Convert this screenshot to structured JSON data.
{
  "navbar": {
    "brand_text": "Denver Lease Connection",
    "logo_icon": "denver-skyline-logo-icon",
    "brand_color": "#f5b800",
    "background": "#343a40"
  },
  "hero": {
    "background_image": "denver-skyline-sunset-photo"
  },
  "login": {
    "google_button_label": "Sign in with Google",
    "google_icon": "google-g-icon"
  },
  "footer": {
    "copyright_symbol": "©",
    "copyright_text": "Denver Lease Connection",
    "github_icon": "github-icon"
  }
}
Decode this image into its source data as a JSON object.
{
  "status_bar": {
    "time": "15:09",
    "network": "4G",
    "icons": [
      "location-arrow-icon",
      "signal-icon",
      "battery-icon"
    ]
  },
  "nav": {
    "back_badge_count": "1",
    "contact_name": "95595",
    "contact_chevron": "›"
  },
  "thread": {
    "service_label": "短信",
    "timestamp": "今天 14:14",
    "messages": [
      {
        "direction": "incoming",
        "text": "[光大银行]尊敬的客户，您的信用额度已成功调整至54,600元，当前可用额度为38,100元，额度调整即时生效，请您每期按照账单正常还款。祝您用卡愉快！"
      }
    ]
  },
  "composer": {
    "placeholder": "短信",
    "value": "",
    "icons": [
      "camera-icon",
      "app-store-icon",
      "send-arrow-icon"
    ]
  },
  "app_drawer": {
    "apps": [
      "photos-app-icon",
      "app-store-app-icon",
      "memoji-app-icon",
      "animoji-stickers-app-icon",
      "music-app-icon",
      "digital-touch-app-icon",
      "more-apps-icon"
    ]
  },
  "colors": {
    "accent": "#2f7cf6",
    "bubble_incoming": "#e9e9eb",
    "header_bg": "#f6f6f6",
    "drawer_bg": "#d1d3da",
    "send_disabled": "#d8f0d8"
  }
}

-=-=-=-=-

Write out the full listing, keeping every line exactly as it is.

Convert this screenshot to structured JSON data.
{
  "navbar": {
    "brand_text": "Denver Lease Connection",
    "logo_icon": "denver-skyline-logo-icon",
    "brand_color": "#f5b800",
    "background": "#343a40"
  },
  "hero": {
    "background_image": "denver-skyline-sunset-photo"
  },
  "login": {
    "google_button_label": "Sign in with Google",
    "google_icon": "google-g-icon"
  },
  "footer": {
    "copyright_symbol": "©",
    "copyright_text": "Denver Lease Connection",
    "github_icon": "github-icon"
  }
}
Decode this image into its source data as a JSON object.
{
  "status_bar": {
    "time": "15:09",
    "network": "4G",
    "icons": [
      "location-arrow-icon",
      "signal-icon",
      "battery-icon"
    ]
  },
  "nav": {
    "back_badge_count": "1",
    "contact_name": "95595",
    "contact_chevron": "›"
  },
  "thread": {
    "service_label": "短信",
    "timestamp": "今天 14:14",
    "messages": [
      {
        "direction": "incoming",
        "text": "[光大银行]尊敬的客户，您的信用额度已成功调整至54,600元，当前可用额度为38,100元，额度调整即时生效，请您每期按照账单正常还款。祝您用卡愉快！"
      }
    ]
  },
  "composer": {
    "placeholder": "短信",
    "value": "",
    "icons": [
      "camera-icon",
      "app-store-icon",
      "send-arrow-icon"
    ]
  },
  "app_drawer": {
    "apps": [
      "photos-app-icon",
      "app-store-app-icon",
      "memoji-app-icon",
      "animoji-stickers-app-icon",
      "music-app-icon",
      "digital-touch-app-icon",
      "more-apps-icon"
    ]
  },
  "colors": {
    "accent": "#2f7cf6",
    "bubble_incoming": "#e9e9eb",
    "header_bg": "#f6f6f6",
    "drawer_bg": "#d1d3da",
    "send_disabled": "#d8f0d8"
  }
}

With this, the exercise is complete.